§ **Request**
Give the number of lines containing the word "have", and nothing else.

▽

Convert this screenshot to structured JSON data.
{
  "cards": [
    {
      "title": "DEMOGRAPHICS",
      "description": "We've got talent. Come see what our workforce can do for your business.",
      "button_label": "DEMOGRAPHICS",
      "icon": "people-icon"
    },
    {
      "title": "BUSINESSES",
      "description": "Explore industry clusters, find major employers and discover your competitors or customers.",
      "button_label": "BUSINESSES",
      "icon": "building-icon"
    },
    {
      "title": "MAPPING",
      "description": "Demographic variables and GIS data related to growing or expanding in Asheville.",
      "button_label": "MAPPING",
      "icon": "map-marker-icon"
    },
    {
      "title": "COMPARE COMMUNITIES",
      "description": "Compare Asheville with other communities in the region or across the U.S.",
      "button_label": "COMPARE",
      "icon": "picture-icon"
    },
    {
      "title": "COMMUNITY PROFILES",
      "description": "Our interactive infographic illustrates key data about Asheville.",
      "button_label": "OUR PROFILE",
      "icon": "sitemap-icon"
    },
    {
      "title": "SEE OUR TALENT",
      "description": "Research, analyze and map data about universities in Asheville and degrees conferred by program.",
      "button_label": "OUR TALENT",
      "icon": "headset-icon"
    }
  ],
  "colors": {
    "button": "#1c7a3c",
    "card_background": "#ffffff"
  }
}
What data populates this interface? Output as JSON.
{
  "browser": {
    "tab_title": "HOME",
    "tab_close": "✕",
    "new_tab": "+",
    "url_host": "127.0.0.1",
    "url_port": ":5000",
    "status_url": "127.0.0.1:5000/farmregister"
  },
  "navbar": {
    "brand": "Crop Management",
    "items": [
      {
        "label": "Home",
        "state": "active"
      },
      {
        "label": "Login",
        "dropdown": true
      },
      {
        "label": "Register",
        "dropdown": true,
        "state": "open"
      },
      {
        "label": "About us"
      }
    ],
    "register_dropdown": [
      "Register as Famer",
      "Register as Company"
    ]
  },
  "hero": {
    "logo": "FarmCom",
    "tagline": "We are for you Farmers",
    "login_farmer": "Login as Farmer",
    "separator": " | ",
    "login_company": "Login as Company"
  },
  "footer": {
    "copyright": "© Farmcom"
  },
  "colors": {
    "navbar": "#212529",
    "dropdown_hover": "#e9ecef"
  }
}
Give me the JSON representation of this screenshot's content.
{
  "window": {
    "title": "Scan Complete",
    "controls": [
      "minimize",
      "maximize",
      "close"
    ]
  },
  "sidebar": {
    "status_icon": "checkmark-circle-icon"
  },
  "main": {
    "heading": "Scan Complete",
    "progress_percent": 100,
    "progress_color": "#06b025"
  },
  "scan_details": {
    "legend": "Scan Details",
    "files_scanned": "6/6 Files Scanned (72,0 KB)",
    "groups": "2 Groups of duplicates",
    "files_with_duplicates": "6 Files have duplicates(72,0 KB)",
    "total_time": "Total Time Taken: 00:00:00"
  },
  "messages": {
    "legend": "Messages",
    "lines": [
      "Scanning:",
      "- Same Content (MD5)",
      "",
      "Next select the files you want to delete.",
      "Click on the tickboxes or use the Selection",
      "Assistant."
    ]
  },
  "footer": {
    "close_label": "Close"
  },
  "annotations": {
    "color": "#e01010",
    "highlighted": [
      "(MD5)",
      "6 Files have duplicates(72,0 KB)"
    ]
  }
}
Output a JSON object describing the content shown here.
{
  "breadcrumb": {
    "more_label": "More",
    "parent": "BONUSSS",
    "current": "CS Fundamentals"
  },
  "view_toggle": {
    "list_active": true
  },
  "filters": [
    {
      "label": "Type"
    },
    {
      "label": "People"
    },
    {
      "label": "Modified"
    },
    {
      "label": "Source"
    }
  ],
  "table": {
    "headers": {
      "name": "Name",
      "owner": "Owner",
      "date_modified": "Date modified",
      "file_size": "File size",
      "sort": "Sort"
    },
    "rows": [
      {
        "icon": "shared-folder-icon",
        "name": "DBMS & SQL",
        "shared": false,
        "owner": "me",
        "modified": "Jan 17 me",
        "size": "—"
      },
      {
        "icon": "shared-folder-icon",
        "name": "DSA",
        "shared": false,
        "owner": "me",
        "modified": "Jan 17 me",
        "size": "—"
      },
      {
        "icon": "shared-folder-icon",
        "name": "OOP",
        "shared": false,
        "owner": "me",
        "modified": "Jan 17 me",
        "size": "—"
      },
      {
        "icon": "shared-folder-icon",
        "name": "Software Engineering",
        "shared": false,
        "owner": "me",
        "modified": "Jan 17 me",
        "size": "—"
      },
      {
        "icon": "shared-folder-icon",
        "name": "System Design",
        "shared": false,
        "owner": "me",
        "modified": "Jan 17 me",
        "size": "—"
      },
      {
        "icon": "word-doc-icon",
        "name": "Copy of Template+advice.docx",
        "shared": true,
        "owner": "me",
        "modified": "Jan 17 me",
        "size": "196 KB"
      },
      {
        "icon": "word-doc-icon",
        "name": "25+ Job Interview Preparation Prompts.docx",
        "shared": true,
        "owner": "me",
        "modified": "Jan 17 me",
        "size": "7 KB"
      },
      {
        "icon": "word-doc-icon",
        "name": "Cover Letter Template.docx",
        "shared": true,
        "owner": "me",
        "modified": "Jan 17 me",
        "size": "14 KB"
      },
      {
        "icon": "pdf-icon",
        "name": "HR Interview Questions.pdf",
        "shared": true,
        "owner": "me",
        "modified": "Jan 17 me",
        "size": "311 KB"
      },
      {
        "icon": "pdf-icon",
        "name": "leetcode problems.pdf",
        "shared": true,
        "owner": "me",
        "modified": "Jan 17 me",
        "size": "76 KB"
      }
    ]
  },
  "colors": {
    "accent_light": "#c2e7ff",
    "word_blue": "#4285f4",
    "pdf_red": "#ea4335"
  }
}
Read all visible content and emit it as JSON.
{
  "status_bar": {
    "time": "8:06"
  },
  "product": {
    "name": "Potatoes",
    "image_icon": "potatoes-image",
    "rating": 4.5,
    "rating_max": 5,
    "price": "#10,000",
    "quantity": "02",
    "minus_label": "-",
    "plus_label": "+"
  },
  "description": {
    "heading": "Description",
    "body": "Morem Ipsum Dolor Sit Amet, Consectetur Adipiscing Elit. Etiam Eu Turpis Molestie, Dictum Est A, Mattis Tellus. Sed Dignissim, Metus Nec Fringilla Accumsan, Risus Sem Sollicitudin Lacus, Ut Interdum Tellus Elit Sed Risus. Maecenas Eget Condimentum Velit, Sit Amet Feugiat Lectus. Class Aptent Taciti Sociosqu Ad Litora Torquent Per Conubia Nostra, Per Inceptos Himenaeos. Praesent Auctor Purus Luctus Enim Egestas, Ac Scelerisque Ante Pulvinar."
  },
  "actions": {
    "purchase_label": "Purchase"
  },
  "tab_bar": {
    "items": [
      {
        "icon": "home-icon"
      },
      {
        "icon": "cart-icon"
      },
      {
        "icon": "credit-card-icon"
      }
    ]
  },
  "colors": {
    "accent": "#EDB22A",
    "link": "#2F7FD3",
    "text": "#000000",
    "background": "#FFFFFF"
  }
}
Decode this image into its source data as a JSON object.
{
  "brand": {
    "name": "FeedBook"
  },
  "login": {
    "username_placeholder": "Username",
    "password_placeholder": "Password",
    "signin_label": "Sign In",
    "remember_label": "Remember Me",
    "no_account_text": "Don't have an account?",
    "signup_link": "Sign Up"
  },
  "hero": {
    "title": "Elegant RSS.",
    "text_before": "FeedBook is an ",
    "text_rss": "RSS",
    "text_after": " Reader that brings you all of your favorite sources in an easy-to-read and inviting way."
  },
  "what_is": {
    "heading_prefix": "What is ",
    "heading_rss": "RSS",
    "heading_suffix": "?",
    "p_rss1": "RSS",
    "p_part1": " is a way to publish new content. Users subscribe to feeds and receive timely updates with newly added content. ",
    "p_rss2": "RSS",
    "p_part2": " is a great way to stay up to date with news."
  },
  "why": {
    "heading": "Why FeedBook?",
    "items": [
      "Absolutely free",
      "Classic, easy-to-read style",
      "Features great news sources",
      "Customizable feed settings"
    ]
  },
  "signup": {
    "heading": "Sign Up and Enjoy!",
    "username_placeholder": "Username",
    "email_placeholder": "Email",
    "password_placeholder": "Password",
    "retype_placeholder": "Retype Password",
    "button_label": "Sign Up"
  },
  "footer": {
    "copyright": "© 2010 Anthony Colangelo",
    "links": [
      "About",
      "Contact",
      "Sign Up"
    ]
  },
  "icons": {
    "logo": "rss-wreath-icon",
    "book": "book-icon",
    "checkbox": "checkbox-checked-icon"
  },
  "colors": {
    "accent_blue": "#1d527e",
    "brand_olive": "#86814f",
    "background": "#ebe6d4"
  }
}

△

§ **Response**
3